_읽기 자료_
########
### 데이터 설명
- datetime - hourly date + timestamp
- season - 1 = spring, 2 = summer, 3 = fall, 4 = winter
- holiday - whether the day is considered a holiday
- workingday - whether the day is neither a weekend nor holiday
- weather
  - 1: Clear, Few clouds, Partly cloudy, Partly cloudy
  - 2: Mist + Cloudy, Mist + Broken clouds, Mist + Few clouds, Mist
  - 3: Light Snow, Light Rain + Thunderstorm + Scattered clouds, Light Rain + Scattered clouds
  - 4: Heavy Rain + Ice Pallets + Thunderstorm + Mist, Snow + Fog
- temp - temperature in Celsius
- atemp - "feels like" temperature in Celsius
- humidity - relative humidity
- windspeed - wind speed
- casual - number of non-registered user rentals initiated
- registered - number of registered user rentals initiated
- count - number of total rentals

참고: https://www.kaggle.com/rajmehra03/bike-sharing-demand-rmsle-0-3194

## 라이브러리 로딩

In [None]:
# Ignore  the warnings
import warnings
warnings.filterwarnings('always')
warnings.filterwarnings('ignore')
########
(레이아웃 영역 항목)
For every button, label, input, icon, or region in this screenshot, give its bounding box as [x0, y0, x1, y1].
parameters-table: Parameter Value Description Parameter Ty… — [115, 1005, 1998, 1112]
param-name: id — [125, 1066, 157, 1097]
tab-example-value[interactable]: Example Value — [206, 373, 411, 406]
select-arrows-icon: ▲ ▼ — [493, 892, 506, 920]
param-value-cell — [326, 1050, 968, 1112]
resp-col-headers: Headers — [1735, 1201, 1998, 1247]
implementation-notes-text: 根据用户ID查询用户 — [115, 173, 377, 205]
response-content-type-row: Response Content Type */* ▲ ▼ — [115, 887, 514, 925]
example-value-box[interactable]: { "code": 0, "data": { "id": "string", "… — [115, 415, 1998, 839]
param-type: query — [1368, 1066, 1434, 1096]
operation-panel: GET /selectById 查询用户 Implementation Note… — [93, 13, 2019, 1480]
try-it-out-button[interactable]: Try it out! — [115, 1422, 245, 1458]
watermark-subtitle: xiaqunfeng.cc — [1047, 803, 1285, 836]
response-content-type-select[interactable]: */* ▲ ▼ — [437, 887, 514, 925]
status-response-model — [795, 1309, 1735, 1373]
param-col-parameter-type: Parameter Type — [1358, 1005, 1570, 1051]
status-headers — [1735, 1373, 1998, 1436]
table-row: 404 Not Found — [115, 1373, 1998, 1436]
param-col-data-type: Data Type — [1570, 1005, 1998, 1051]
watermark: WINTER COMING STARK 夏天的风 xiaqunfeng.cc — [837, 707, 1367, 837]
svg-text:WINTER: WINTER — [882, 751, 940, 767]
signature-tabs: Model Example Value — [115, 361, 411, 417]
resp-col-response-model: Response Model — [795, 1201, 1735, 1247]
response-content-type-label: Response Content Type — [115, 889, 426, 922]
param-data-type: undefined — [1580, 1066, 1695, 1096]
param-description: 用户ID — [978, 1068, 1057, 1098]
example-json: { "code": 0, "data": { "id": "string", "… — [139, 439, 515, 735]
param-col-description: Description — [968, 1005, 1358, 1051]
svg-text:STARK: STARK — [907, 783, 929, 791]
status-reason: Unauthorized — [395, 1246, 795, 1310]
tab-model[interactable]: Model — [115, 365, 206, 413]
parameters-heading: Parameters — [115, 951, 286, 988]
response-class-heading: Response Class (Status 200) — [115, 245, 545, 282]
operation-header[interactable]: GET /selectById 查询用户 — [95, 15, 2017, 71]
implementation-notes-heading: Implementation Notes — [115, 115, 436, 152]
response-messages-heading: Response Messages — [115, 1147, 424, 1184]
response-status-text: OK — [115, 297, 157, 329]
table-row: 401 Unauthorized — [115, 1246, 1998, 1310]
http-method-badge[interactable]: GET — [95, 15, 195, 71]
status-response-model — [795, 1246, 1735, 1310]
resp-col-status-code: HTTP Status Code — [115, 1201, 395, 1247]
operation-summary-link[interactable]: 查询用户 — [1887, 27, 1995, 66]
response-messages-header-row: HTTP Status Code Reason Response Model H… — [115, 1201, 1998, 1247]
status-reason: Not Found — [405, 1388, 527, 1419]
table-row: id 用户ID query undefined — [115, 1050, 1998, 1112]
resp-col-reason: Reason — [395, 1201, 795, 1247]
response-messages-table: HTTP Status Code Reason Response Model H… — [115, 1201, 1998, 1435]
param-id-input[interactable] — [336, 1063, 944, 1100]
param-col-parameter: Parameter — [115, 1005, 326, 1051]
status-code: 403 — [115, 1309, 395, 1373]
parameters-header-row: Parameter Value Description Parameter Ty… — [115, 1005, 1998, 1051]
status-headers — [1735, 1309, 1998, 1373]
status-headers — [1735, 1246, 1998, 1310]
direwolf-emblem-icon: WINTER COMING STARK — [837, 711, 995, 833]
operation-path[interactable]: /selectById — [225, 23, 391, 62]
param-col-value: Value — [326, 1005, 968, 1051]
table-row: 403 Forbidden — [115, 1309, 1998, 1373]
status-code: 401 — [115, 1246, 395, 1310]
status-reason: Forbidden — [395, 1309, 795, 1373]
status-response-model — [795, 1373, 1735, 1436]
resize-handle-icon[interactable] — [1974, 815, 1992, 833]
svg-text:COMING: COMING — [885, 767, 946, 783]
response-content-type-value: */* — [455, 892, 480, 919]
########
_풀어 볼 문제_
A. 자전거 대여 데이터 설명 글에서 "- weather"로 시작하는 부분을 주요 내용만 남겨 한국어 목록으로 간단히 다시 쓰세요.
B. 자전거 대여 데이터 설명 글을 보고 다음 물음에 답하세요.
(i) season 값이 3이면 어떤 계절인가요?
(ii) atemp는 무엇을 나타내나요?
(iii) 라이브러리 로딩 코드에서 warnings.filterwarnings에 마지막으로 넘기는 값은 무엇인가요?
C. 자전거 대여 데이터 설명 글을 마지막 코드 줄 다음부터 이어 가세요.

_아래는 정답_
A.
- weather(날씨): 네 단계로 나뉨
  - 1: 맑음, 구름 조금, 부분적으로 흐림
  - 2: 안개와 흐림, 안개와 조각구름, 안개와 구름 조금, 안개
  - 3: 약한 눈, 약한 비와 뇌우와 흩어진 구름, 약한 비와 흩어진 구름
  - 4: 폭우와 얼음 알갱이와 뇌우와 안개, 눈과 안개

B.
(i) 가을(fall)
(ii) 섭씨로 나타낸 체감 온도("feels like" temperature in Celsius)
(iii) 'ignore'

C.
# data visualisation and manipulation
import numpy as np
import pandas as pd
import matplotlib as mpl
import matplotlib.pyplot as plt
from matplotlib import style
import seaborn as sns
import missingno as msno
#configure
# sets matplotlib to inline and displays graphs below the corressponding cell.
# % matplotlib inline  
style.use('fivethirtyeight')
sns.set(style='whitegrid',color_codes=True)

#import the necessary modelling algos.

#classifiaction.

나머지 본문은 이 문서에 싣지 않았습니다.